**CHALLENGE 1**.
Answer these questions from the thread, one line each:
(a) In which state is the poster who reports zero problems on rooted 901?
(b) In which area does one poster say 4g works fine?
(c) What did LDubs do that brought the 4g signal back?

**READING TEXT**.
# Data outage or 901 issue?



## LDubs (Nov 8, 2011)

I can't get a 4g signal, only 3g. Im on rooted 901 with kin3tx 901 hack.

Sent from my Kin3txed Bionic with Hon3y


----------



## thetingster (Nov 14, 2011)

I am rooted with 901 Zero problems. In Utah.


----------



## Zog (Aug 19, 2011)

4gs fine in minneapolis area. Perhaps its the 893 system of kinetx not agreeing with the new radio?

Sent from my DROID BIONIC using Tapatalk


----------



## LDubs (Nov 8, 2011)

I hope not. May drop down to 893 and see If its better.

Sent from my Kin3txed Bionic with Hon3y


----------



## Daybreak (Dec 26, 2011)

signal has been crappy here. going totally gone and coming back for about 5 minutes, then gone. I would suggest if your bionic is where you want it, I would wait at least 24 hours for vz to get there sh*** straight


----------



## LDubs (Nov 8, 2011)

OK I'll hang on a bit. Can't get any 4g signal at all, only 3g. Thought if there was an outage you wouldn't get any signal at all??

Sent from my Kin3txed Bionic with Hon3y


----------



## LDubs (Nov 8, 2011)

OK still bs for signal.

Sent from my Kin3txed Bionic with Hon3y


----------



## smilepak (Aug 11, 2011)

I am on vanilla 901 rooted. I was getting issue with no 4g. I now random on and off. I I think it is the network

Sent from my DROID BIONIC using Tapatalk


----------



## LDubs (Nov 8, 2011)

I pulled sim card and reinstalled it. 4g back now but I think the signal was better on leaked 793...

Sent from my Kin3txed Bionic with Hon3y


----------

**SOURCE RECORDS**.
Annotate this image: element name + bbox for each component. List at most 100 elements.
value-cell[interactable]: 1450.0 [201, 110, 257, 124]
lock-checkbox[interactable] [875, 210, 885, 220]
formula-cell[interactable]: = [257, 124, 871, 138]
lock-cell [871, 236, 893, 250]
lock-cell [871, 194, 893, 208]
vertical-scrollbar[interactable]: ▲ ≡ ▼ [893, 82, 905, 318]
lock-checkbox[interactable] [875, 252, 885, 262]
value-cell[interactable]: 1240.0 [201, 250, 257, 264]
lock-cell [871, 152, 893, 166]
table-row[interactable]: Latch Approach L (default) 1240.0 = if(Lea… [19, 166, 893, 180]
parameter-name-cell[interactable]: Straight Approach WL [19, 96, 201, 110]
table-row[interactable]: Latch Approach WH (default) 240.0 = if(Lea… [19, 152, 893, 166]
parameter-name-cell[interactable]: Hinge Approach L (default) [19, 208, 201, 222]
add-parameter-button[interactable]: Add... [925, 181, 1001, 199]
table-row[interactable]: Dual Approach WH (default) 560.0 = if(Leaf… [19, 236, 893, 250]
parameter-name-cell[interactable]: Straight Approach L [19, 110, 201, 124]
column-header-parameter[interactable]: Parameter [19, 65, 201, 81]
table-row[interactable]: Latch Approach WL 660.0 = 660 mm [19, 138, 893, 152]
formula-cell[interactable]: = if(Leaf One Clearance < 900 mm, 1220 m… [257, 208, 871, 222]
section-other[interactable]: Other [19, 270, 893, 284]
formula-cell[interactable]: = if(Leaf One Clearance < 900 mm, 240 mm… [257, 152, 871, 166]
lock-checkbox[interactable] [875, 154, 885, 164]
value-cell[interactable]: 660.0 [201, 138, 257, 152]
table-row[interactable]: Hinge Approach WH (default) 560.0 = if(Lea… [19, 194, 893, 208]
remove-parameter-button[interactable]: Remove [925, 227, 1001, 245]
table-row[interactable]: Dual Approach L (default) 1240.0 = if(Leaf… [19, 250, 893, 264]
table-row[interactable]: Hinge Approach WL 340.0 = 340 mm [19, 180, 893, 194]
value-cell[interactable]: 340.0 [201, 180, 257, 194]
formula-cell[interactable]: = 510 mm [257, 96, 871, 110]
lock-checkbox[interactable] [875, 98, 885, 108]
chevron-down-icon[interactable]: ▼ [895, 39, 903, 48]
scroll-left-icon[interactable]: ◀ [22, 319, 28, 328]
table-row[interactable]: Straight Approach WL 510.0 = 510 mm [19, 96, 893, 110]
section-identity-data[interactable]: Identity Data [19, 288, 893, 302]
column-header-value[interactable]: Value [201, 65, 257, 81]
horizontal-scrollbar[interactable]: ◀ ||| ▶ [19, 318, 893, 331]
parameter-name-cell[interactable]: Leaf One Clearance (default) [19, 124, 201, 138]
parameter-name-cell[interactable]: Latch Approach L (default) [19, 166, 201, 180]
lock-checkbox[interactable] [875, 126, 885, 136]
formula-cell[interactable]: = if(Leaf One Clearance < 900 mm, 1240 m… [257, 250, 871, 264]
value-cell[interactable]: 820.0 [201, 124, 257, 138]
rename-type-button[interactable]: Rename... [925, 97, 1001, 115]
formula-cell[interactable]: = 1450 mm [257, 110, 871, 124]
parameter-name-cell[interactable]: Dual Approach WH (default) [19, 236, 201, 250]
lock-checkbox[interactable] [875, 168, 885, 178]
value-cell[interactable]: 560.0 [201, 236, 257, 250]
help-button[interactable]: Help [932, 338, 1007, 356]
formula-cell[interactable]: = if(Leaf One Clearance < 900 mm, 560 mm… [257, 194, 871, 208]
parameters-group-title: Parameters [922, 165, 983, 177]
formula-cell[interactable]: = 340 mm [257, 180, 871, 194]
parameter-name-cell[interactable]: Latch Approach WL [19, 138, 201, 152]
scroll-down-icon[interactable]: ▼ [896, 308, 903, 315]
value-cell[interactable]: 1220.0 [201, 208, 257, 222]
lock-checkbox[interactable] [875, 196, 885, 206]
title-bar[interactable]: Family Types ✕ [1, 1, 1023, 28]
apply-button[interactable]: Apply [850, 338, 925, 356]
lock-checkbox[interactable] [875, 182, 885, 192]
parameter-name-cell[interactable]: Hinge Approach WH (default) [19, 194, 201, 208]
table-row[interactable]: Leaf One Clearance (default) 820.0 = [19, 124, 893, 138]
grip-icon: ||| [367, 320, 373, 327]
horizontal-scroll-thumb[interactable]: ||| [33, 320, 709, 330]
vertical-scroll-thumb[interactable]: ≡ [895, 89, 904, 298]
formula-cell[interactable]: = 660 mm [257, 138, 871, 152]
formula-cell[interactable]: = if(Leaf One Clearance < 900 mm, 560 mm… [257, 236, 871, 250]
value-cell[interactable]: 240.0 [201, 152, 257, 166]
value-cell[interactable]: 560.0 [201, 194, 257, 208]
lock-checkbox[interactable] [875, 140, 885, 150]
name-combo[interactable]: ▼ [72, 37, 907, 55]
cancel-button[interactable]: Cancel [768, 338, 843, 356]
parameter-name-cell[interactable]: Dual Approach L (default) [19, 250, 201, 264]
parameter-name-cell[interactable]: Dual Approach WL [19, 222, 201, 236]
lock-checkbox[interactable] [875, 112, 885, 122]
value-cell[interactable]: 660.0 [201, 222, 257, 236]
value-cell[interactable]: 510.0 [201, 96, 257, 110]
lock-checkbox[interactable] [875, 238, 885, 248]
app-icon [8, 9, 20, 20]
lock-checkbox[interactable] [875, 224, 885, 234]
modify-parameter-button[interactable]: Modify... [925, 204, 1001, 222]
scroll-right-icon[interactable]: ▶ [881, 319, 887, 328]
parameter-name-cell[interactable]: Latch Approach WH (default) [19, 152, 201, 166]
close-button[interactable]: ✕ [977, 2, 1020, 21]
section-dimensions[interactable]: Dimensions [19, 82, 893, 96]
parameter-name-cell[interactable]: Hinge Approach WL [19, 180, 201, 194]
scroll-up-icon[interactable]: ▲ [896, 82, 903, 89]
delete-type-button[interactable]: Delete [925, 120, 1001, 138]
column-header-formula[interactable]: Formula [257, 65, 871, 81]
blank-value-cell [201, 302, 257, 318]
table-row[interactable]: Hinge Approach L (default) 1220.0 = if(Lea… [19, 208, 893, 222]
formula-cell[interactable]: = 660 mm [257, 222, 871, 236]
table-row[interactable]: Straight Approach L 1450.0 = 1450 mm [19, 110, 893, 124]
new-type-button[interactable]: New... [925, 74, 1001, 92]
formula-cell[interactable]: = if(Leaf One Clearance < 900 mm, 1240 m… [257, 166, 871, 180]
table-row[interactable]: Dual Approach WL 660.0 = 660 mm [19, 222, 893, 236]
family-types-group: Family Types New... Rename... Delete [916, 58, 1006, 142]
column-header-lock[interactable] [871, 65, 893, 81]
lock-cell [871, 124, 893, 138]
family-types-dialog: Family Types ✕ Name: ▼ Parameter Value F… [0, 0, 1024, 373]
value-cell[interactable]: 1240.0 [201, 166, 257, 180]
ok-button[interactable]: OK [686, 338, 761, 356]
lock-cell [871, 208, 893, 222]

**CHALLENGE 2**.
Write out the part of the listing that opens with its first line and closes with the line containing "vertical-scrollbar[interactable]: ▲ ≡", both ends included, keeping every character unchanged.

**WRITTEN ANSWER 1**.
(a) Utah
(b) The Minneapolis area
(c) Pulled the sim card and reinstalled it

**WRITTEN ANSWER 2**.
Annotate this image: element name + bbox for each component. List at most 100 elements.
value-cell[interactable]: 1450.0 [201, 110, 257, 124]
lock-checkbox[interactable] [875, 210, 885, 220]
formula-cell[interactable]: = [257, 124, 871, 138]
lock-cell [871, 236, 893, 250]
lock-cell [871, 194, 893, 208]
vertical-scrollbar[interactable]: ▲ ≡ ▼ [893, 82, 905, 318]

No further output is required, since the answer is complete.